**Exercise material**

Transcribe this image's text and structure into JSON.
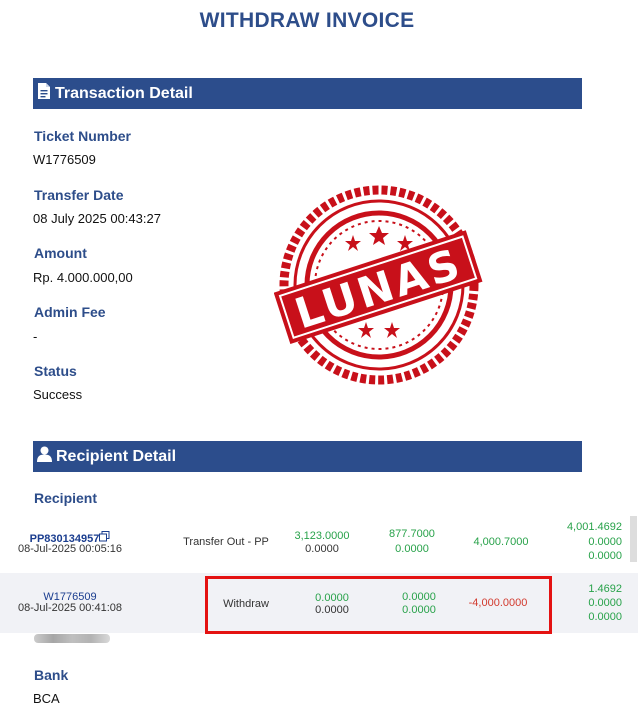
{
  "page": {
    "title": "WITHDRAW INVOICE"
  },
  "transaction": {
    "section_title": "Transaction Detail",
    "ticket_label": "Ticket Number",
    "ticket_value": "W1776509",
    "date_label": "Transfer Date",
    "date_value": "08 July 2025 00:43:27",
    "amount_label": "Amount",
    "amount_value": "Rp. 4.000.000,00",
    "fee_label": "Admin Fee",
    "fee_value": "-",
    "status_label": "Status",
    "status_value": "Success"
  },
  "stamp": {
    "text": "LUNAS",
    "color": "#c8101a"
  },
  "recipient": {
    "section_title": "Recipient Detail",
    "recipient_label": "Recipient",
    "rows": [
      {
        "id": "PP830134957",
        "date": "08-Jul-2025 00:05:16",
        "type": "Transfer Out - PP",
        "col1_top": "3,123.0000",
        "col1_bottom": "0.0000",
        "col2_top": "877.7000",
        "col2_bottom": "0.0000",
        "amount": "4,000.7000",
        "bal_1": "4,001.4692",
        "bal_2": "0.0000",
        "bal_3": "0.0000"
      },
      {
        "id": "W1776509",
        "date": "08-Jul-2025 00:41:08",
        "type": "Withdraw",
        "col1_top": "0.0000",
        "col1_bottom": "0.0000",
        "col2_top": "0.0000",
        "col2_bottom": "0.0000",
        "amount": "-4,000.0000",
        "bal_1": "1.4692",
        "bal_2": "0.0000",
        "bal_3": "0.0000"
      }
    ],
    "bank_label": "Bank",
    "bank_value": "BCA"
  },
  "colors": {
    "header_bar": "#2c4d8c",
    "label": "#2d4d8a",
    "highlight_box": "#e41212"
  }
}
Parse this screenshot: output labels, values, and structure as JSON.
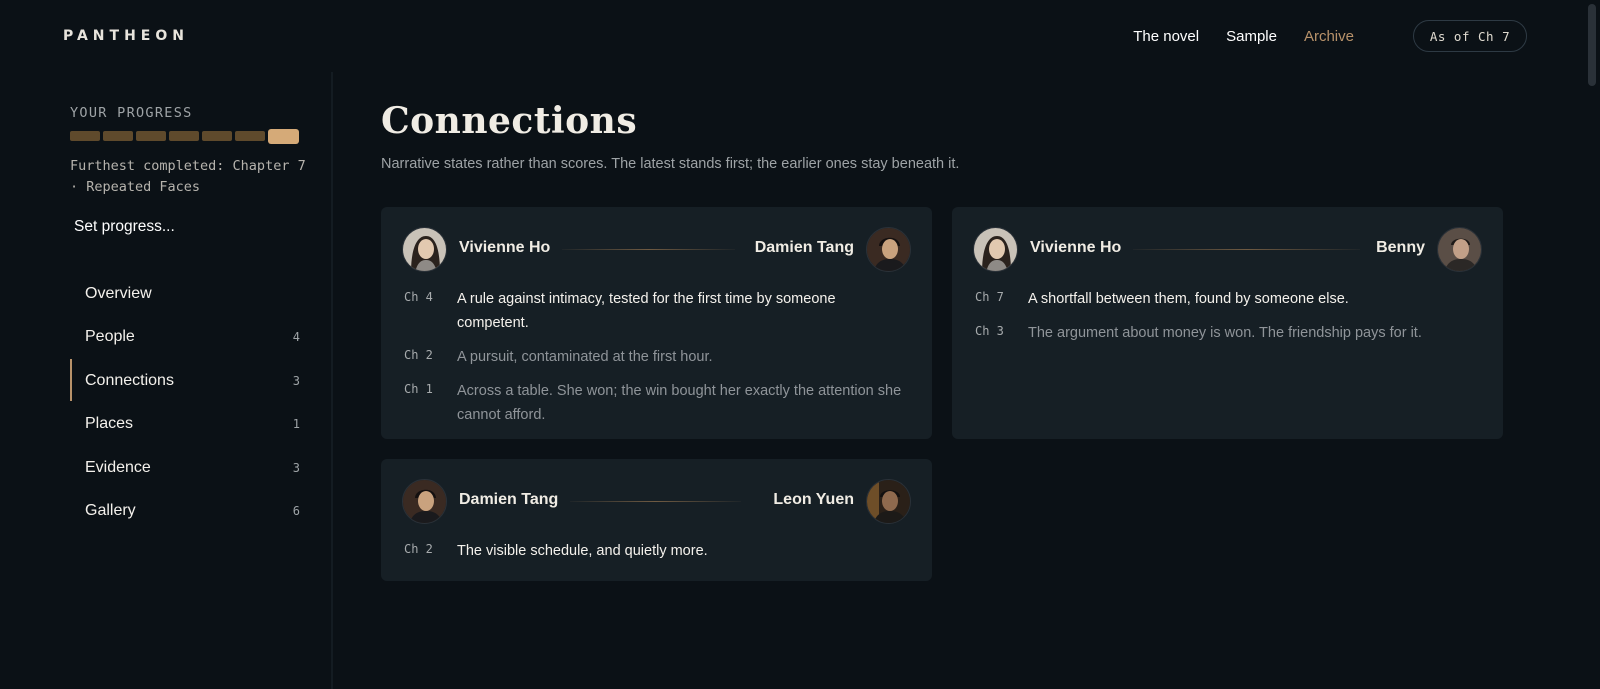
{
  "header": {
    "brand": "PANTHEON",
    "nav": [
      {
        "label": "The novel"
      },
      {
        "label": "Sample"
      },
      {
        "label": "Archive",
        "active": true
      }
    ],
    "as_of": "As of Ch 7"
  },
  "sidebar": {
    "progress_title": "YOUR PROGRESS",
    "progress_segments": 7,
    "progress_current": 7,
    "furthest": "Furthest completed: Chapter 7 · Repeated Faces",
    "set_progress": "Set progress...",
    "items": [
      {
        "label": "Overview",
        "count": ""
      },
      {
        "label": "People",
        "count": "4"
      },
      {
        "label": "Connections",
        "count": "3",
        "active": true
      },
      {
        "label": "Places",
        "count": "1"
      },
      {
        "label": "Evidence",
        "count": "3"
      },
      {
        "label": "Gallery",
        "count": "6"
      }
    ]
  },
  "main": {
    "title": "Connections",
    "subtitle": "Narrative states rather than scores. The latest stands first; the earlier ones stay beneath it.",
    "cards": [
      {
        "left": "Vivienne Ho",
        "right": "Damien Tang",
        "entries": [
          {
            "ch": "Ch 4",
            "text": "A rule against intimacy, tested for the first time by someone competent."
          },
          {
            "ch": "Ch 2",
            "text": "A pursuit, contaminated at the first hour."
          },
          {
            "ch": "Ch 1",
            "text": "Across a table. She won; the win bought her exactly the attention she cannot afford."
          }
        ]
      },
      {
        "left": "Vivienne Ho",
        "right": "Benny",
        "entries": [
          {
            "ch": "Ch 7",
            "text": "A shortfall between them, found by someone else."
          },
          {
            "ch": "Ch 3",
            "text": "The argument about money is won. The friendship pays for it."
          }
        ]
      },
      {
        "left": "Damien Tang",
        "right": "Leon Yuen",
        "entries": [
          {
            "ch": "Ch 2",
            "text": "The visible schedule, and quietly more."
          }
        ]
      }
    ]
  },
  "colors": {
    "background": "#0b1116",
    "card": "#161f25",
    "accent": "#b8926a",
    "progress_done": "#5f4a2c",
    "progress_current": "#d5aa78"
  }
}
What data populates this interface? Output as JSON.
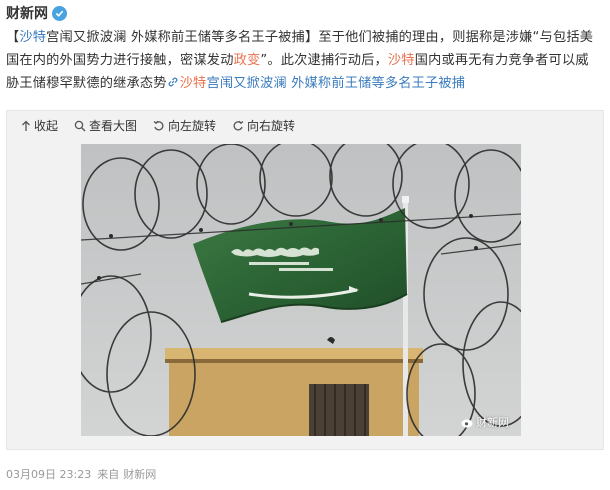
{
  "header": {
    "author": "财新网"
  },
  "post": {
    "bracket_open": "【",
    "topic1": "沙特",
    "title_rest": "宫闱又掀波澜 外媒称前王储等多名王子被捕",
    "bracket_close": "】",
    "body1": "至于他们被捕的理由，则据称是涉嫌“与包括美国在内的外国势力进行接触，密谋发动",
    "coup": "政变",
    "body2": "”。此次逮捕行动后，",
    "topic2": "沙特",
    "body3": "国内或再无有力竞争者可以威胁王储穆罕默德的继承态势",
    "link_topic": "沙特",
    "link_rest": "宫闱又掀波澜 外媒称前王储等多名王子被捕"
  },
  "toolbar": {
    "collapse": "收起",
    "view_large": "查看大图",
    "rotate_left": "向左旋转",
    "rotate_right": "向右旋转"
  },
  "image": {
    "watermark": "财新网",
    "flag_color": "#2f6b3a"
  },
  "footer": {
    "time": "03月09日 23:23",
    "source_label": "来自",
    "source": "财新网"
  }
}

**Task to complete**
From the records above, pick out and copy each line holding the word "image".

**Exercise output**
Transcribe this image's text and structure into JSON.
  "image": {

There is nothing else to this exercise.